▶ **To be done**: Write out all lines holding the word "name".
***** Exercise data
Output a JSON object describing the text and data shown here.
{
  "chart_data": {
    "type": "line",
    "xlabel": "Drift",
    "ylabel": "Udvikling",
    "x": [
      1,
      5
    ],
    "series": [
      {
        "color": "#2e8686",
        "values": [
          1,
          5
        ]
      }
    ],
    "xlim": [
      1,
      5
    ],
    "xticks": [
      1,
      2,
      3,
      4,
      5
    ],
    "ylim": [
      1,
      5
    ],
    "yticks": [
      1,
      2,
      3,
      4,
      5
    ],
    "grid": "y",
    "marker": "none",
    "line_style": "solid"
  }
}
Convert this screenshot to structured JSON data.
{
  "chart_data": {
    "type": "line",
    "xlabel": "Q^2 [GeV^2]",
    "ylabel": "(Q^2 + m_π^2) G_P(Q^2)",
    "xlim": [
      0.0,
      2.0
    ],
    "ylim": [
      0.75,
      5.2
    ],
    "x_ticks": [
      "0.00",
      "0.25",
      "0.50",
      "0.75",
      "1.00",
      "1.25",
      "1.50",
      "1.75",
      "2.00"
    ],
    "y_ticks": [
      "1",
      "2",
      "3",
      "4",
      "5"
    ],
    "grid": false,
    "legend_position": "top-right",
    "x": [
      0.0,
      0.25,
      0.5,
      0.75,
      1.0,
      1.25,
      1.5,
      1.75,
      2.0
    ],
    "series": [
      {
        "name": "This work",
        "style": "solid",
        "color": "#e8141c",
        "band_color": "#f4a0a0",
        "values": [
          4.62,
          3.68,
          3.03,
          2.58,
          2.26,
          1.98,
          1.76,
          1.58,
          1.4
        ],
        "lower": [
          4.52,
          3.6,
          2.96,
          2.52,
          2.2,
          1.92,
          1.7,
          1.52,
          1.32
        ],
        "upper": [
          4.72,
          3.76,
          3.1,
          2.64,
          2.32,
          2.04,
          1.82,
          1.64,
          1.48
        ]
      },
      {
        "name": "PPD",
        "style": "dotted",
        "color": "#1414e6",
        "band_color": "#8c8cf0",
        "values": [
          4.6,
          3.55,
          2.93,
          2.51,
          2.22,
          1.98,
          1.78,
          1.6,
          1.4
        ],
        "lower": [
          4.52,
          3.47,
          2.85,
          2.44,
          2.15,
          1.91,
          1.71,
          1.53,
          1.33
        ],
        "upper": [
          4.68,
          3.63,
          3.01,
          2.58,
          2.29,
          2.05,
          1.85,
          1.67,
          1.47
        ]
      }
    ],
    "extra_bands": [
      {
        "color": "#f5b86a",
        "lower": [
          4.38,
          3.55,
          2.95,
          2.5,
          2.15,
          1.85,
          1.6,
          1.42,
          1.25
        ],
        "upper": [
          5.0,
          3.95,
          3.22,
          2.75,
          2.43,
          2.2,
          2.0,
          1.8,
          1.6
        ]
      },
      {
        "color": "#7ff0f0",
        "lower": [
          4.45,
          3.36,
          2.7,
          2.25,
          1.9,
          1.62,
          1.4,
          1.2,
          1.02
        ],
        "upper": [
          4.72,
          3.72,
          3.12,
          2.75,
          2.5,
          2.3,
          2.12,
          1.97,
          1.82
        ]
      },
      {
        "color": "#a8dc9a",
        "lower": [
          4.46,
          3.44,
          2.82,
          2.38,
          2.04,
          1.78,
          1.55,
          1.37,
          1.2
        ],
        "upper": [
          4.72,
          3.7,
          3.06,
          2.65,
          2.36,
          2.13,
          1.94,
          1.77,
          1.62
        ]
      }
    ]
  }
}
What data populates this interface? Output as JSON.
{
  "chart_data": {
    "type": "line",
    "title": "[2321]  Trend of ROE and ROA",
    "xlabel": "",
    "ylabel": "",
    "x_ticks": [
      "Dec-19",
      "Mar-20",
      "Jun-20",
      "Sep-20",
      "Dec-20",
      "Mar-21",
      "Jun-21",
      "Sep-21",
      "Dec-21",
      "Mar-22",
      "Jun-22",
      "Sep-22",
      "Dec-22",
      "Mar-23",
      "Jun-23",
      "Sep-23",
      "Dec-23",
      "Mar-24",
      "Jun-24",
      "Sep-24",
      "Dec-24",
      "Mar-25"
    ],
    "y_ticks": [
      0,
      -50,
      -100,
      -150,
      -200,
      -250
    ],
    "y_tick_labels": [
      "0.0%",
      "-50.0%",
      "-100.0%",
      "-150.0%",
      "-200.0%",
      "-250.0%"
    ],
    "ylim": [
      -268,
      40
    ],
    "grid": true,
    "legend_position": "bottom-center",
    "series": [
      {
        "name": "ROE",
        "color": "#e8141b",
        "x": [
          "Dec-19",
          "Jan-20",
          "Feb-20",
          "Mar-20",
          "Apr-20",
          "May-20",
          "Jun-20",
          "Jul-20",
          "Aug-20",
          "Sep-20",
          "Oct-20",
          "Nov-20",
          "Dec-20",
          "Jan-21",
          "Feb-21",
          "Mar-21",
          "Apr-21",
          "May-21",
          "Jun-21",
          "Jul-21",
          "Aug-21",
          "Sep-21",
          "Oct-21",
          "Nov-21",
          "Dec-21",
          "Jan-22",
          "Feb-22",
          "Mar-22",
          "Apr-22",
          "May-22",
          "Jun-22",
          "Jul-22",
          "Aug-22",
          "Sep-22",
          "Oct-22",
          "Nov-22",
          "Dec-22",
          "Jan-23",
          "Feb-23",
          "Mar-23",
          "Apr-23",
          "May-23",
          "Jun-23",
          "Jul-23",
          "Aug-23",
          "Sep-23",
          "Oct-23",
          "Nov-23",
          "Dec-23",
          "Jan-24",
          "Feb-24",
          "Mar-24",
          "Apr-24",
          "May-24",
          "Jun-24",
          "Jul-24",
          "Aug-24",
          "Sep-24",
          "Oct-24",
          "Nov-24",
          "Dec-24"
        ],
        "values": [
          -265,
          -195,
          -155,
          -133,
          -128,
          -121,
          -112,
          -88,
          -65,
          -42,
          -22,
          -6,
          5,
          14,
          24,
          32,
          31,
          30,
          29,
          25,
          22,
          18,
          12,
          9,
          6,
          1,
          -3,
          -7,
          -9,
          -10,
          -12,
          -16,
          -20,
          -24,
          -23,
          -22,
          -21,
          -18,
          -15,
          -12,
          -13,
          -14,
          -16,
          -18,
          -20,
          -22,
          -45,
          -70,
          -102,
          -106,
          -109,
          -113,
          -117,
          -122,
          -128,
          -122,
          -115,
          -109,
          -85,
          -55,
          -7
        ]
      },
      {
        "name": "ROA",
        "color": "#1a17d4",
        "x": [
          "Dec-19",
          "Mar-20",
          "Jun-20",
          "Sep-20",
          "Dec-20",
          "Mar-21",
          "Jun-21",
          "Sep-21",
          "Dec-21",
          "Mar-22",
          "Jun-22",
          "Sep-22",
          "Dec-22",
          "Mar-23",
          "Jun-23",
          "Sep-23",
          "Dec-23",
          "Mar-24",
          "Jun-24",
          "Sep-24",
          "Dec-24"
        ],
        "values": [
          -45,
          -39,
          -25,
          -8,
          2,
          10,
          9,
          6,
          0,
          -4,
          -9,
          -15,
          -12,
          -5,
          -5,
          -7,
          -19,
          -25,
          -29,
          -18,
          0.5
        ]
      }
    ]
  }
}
**********
▶ **Exercise answer**:
        "name": "This work",
        "name": "PPD",
        "name": "ROE",
        "name": "ROA",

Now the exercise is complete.